━━━━━ Information provided ━━━━━

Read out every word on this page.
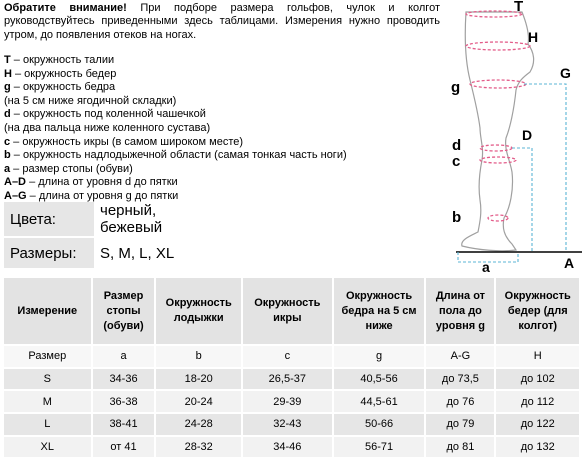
Обратите внимание! При подборе размера гольфов, чулок и колгот руководствуйтесь приведенными здесь таблицами. Измерения нужно проводить утром, до появления отеков на ногах.
T – окружность талии
H – окружность бедер
g – окружность бедра
(на 5 см ниже ягодичной складки)
d – окружность под коленной чашечкой
(на два пальца ниже коленного сустава)
c – окружность икры (в самом широком месте)
b – окружность надлодыжечной области (самая тонкая часть ноги)
a – размер стопы (обуви)
A–D – длина от уровня d до пятки
A–G – длина от уровня g до пятки
Цвета:	черный, бежевый
Размеры:	S, M, L, XL
T
H
G
g
D
d
c
b
A
a
Измерение	Размер стопы (обуви)	Окружность лодыжки	Окружность икры	Окружность бедра на 5 см ниже	Длина от пола до уровня g	Окружность бедер (для колгот)
Размер	a	b	c	g	A-G	H
S	34-36	18-20	26,5-37	40,5-56	до 73,5	до 102
M	36-38	20-24	29-39	44,5-61	до 76	до 112
L	38-41	24-28	32-43	50-66	до 79	до 122
XL	от 41	28-32	34-46	56-71	до 81	до 132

━━━━━

## Directions
Without the pictures, print the records in full, exactly as they appear.

## Answer to this task
Read out every word on this page.
Обратите внимание! При подборе размера гольфов, чулок и колгот руководствуйтесь приведенными здесь таблицами. Измерения нужно проводить утром, до появления отеков на ногах.
T – окружность талии
H – окружность бедер
g – окружность бедра
(на 5 см ниже ягодичной складки)
d – окружность под коленной чашечкой
(на два пальца ниже коленного сустава)
c – окружность икры (в самом широком месте)
b – окружность надлодыжечной области (самая тонкая часть ноги)
a – размер стопы (обуви)
A–D – длина от уровня d до пятки
A–G – длина от уровня g до пятки
Цвета:	черный, бежевый
Размеры:	S, M, L, XL
T
H
G
g
D
d
c
b
A
a
Измерение	Размер стопы (обуви)	Окружность лодыжки	Окружность икры	Окружность бедра на 5 см ниже	Длина от пола до уровня g	Окружность бедер (для колгот)
Размер	a	b	c	g	A-G	H
S	34-36	18-20	26,5-37	40,5-56	до 73,5	до 102
M	36-38	20-24	29-39	44,5-61	до 76	до 112
L	38-41	24-28	32-43	50-66	до 79	до 122
XL	от 41	28-32	34-46	56-71	до 81	до 132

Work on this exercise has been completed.